─── Records for the task
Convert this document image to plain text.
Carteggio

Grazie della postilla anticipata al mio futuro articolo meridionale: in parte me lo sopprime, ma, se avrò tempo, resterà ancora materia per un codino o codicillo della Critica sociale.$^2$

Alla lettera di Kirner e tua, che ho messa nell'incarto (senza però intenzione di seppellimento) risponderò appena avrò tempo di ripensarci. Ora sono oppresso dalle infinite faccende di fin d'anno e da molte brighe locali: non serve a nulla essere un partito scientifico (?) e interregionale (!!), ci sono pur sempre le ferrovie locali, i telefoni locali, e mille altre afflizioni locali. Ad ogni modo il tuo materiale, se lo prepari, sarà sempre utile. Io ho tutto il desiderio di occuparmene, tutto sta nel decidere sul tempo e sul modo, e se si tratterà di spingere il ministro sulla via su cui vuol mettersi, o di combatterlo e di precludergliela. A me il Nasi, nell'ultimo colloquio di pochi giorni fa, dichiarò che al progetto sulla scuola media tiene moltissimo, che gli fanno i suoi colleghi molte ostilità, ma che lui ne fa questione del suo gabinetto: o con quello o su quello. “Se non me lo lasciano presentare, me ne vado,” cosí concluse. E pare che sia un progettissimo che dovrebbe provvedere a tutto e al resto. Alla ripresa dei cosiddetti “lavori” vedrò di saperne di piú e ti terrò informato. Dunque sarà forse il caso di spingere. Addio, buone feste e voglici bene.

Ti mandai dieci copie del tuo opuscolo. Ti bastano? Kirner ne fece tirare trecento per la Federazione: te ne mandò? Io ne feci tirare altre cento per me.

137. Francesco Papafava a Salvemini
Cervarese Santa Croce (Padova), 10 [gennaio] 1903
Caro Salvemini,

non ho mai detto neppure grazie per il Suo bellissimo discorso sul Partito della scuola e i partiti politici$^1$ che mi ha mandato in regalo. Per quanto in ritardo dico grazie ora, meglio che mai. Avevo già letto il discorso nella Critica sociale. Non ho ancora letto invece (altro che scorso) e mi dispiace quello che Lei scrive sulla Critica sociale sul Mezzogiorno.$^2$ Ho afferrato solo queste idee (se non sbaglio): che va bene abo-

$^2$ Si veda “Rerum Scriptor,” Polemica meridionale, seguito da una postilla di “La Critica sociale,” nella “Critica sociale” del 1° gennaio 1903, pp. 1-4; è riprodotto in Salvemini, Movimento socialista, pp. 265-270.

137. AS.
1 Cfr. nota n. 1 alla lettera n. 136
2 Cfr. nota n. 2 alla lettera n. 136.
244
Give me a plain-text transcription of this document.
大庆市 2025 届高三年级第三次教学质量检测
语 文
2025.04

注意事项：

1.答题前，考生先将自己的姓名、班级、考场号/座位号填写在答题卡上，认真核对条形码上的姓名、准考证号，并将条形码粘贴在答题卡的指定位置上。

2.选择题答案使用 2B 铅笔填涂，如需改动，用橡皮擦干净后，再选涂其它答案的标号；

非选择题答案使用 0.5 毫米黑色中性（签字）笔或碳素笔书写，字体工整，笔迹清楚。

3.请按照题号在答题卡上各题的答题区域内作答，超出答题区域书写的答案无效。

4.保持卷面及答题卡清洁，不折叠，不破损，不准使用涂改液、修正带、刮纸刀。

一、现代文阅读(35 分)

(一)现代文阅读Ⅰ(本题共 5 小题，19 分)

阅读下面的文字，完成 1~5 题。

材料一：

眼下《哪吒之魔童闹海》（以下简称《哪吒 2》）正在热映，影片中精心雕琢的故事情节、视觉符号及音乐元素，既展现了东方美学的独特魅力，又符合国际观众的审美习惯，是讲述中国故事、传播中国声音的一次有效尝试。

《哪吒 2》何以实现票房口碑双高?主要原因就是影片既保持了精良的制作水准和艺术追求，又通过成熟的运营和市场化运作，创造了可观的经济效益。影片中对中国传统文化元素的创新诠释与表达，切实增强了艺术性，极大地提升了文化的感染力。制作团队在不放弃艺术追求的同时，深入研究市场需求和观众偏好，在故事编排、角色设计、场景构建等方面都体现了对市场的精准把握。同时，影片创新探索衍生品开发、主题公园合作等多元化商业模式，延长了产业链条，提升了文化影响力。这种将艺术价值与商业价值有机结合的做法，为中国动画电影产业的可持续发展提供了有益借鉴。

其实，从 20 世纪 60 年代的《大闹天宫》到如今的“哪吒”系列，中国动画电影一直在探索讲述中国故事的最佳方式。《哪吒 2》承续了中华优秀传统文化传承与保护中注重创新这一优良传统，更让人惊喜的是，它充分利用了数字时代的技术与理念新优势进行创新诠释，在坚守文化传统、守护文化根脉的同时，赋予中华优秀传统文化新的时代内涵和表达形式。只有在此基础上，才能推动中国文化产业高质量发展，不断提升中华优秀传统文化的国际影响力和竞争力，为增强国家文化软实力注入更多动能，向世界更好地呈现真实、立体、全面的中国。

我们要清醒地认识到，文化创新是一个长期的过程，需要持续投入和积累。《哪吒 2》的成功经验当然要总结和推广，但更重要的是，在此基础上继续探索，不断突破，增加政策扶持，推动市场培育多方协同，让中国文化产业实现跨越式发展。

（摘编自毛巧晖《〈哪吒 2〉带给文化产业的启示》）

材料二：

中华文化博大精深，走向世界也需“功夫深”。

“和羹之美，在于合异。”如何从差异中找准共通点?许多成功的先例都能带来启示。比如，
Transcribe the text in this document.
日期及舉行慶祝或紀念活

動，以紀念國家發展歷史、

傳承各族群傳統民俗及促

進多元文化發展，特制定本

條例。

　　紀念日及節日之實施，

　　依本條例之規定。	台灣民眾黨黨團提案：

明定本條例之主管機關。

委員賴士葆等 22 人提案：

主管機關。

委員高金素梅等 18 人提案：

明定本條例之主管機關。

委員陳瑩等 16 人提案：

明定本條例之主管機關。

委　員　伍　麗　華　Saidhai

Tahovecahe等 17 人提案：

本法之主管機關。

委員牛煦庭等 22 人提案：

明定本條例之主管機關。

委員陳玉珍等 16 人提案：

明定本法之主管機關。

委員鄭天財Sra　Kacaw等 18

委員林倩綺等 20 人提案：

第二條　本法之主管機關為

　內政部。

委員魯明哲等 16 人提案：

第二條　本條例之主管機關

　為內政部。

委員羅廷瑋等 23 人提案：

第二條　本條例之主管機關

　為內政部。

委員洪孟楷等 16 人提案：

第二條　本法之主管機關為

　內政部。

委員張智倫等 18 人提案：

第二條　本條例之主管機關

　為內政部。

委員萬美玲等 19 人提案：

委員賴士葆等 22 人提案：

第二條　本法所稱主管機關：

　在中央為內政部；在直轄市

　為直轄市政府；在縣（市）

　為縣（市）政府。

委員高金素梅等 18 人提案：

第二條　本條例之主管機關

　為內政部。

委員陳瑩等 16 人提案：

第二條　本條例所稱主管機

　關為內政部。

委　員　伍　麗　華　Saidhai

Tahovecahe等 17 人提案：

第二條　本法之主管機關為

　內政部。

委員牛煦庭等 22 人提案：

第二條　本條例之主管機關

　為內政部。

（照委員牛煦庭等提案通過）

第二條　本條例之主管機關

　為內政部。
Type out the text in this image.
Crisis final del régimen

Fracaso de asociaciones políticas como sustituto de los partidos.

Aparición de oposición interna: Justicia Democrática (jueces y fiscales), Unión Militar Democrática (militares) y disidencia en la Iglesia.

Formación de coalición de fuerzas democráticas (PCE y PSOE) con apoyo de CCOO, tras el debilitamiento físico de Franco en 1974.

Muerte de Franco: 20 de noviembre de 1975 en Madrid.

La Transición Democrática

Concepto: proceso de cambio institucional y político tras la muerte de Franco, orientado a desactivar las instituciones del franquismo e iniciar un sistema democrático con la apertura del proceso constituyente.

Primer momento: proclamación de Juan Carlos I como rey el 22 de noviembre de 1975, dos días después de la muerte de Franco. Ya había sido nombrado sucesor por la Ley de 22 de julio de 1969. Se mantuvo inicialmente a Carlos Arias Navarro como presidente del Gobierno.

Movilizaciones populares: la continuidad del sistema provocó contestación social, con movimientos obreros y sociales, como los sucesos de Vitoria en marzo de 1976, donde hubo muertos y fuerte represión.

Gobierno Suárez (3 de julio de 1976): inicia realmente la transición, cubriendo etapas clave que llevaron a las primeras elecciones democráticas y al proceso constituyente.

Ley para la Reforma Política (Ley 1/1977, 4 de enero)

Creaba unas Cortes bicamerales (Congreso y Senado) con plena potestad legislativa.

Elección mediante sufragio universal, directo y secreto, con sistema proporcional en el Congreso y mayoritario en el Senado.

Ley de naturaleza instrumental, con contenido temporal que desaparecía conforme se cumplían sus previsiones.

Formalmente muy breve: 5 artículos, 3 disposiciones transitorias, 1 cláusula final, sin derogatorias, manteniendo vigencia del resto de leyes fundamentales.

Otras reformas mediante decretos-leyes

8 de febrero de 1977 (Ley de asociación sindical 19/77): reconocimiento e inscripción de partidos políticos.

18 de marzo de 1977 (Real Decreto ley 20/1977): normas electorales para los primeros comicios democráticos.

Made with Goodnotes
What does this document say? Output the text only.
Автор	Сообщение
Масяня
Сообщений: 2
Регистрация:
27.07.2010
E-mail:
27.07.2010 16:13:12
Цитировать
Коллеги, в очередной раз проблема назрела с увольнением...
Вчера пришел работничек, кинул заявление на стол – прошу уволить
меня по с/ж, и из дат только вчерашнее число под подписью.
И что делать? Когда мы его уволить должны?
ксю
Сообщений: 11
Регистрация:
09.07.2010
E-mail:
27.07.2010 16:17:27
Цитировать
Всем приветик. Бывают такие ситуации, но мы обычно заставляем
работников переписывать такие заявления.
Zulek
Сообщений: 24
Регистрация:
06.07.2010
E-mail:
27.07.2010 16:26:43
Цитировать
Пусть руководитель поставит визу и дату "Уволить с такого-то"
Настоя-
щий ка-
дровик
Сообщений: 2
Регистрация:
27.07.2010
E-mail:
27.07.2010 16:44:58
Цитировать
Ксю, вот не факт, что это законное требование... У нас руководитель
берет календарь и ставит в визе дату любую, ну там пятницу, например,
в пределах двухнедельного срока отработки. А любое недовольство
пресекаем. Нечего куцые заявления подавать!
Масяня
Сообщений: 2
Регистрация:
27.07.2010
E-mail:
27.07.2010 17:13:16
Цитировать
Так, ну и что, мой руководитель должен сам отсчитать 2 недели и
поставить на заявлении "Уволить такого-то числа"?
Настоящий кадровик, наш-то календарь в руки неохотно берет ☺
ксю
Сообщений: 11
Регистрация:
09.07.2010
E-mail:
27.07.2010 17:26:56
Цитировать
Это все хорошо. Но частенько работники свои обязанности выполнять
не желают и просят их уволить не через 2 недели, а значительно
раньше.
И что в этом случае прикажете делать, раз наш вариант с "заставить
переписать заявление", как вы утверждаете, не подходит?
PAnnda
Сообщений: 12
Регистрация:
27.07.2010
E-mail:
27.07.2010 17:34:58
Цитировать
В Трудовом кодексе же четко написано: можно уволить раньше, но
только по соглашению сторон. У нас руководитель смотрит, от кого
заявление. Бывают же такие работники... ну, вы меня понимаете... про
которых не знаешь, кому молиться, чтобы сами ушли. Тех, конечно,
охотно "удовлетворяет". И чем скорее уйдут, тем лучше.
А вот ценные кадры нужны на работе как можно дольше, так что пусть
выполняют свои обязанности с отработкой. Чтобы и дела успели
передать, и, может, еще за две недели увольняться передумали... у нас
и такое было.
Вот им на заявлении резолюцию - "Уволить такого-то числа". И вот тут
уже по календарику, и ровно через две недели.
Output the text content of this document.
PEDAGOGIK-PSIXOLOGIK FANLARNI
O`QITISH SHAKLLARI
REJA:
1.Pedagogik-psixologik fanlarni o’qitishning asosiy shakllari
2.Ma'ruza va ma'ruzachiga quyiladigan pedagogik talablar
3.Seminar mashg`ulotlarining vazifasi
──────
# Task prompt
Search the listing for the word "nella". Copy every line in which it occurs.

# Task output
non ho mai detto neppure grazie per il Suo bellissimo discorso sul Partito della scuola e i partiti politici$^1$ che mi ha mandato in regalo. Per quanto in ritardo dico grazie ora, meglio che mai. Avevo già letto il discorso nella Critica sociale. Non ho ancora letto invece (altro che scorso) e mi dispiace quello che Lei scrive sulla Critica sociale sul Mezzogiorno.$^2$ Ho afferrato solo queste idee (se non sbaglio): che va bene abo-
$^2$ Si veda “Rerum Scriptor,” Polemica meridionale, seguito da una postilla di “La Critica sociale,” nella “Critica sociale” del 1° gennaio 1903, pp. 1-4; è riprodotto in Salvemini, Movimento socialista, pp. 265-270.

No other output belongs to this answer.